▶ PROVIDED DATA:

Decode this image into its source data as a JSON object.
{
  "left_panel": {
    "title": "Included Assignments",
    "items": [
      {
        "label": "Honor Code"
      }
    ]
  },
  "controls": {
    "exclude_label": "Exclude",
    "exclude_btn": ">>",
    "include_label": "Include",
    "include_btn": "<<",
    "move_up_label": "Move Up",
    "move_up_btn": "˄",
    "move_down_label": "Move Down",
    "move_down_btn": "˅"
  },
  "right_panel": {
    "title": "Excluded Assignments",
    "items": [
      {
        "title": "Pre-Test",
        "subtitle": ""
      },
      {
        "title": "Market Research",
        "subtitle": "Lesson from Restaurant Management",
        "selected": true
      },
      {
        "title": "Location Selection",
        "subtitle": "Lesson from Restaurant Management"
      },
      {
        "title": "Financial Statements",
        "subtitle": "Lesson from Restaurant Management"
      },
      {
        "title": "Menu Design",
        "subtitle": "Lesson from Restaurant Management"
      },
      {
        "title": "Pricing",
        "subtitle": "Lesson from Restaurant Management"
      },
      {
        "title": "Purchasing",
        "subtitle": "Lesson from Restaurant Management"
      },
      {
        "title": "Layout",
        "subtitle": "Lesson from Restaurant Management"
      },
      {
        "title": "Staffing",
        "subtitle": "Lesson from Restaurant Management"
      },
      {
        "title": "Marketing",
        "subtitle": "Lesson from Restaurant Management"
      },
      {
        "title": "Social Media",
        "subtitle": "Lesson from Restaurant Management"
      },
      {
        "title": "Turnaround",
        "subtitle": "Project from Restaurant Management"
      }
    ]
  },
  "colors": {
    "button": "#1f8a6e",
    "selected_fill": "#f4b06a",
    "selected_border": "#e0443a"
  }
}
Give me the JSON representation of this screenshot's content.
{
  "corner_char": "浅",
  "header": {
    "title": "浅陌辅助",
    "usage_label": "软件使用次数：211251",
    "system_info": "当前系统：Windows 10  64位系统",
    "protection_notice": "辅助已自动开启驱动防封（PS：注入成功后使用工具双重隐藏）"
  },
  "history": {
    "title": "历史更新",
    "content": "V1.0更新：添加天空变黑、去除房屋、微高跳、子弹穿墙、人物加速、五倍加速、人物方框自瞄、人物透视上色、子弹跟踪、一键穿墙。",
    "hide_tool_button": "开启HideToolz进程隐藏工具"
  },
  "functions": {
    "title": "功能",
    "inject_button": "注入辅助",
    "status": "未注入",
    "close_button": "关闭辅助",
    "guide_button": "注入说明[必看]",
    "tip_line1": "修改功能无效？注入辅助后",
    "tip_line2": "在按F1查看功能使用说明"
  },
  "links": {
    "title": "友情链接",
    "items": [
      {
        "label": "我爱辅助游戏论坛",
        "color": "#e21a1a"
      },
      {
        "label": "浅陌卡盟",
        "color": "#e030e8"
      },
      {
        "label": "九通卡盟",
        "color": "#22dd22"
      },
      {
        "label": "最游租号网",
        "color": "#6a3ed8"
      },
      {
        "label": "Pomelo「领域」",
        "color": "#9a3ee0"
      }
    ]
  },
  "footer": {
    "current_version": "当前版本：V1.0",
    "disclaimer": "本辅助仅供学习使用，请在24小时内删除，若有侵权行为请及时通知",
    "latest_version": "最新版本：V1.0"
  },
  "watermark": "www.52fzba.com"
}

▶ WORK TO BE COMPLETED: Output the full listing without altering anything.

▶ RESULT BELOW:
Decode this image into its source data as a JSON object.
{
  "left_panel": {
    "title": "Included Assignments",
    "items": [
      {
        "label": "Honor Code"
      }
    ]
  },
  "controls": {
    "exclude_label": "Exclude",
    "exclude_btn": ">>",
    "include_label": "Include",
    "include_btn": "<<",
    "move_up_label": "Move Up",
    "move_up_btn": "˄",
    "move_down_label": "Move Down",
    "move_down_btn": "˅"
  },
  "right_panel": {
    "title": "Excluded Assignments",
    "items": [
      {
        "title": "Pre-Test",
        "subtitle": ""
      },
      {
        "title": "Market Research",
        "subtitle": "Lesson from Restaurant Management",
        "selected": true
      },
      {
        "title": "Location Selection",
        "subtitle": "Lesson from Restaurant Management"
      },
      {
        "title": "Financial Statements",
        "subtitle": "Lesson from Restaurant Management"
      },
      {
        "title": "Menu Design",
        "subtitle": "Lesson from Restaurant Management"
      },
      {
        "title": "Pricing",
        "subtitle": "Lesson from Restaurant Management"
      },
      {
        "title": "Purchasing",
        "subtitle": "Lesson from Restaurant Management"
      },
      {
        "title": "Layout",
        "subtitle": "Lesson from Restaurant Management"
      },
      {
        "title": "Staffing",
        "subtitle": "Lesson from Restaurant Management"
      },
      {
        "title": "Marketing",
        "subtitle": "Lesson from Restaurant Management"
      },
      {
        "title": "Social Media",
        "subtitle": "Lesson from Restaurant Management"
      },
      {
        "title": "Turnaround",
        "subtitle": "Project from Restaurant Management"
      }
    ]
  },
  "colors": {
    "button": "#1f8a6e",
    "selected_fill": "#f4b06a",
    "selected_border": "#e0443a"
  }
}
Give me the JSON representation of this screenshot's content.
{
  "corner_char": "浅",
  "header": {
    "title": "浅陌辅助",
    "usage_label": "软件使用次数：211251",
    "system_info": "当前系统：Windows 10  64位系统",
    "protection_notice": "辅助已自动开启驱动防封（PS：注入成功后使用工具双重隐藏）"
  },
  "history": {
    "title": "历史更新",
    "content": "V1.0更新：添加天空变黑、去除房屋、微高跳、子弹穿墙、人物加速、五倍加速、人物方框自瞄、人物透视上色、子弹跟踪、一键穿墙。",
    "hide_tool_button": "开启HideToolz进程隐藏工具"
  },
  "functions": {
    "title": "功能",
    "inject_button": "注入辅助",
    "status": "未注入",
    "close_button": "关闭辅助",
    "guide_button": "注入说明[必看]",
    "tip_line1": "修改功能无效？注入辅助后",
    "tip_line2": "在按F1查看功能使用说明"
  },
  "links": {
    "title": "友情链接",
    "items": [
      {
        "label": "我爱辅助游戏论坛",
        "color": "#e21a1a"
      },
      {
        "label": "浅陌卡盟",
        "color": "#e030e8"
      },
      {
        "label": "九通卡盟",
        "color": "#22dd22"
      },
      {
        "label": "最游租号网",
        "color": "#6a3ed8"
      },
      {
        "label": "Pomelo「领域」",
        "color": "#9a3ee0"
      }
    ]
  },
  "footer": {
    "current_version": "当前版本：V1.0",
    "disclaimer": "本辅助仅供学习使用，请在24小时内删除，若有侵权行为请及时通知",
    "latest_version": "最新版本：V1.0"
  },
  "watermark": "www.52fzba.com"
}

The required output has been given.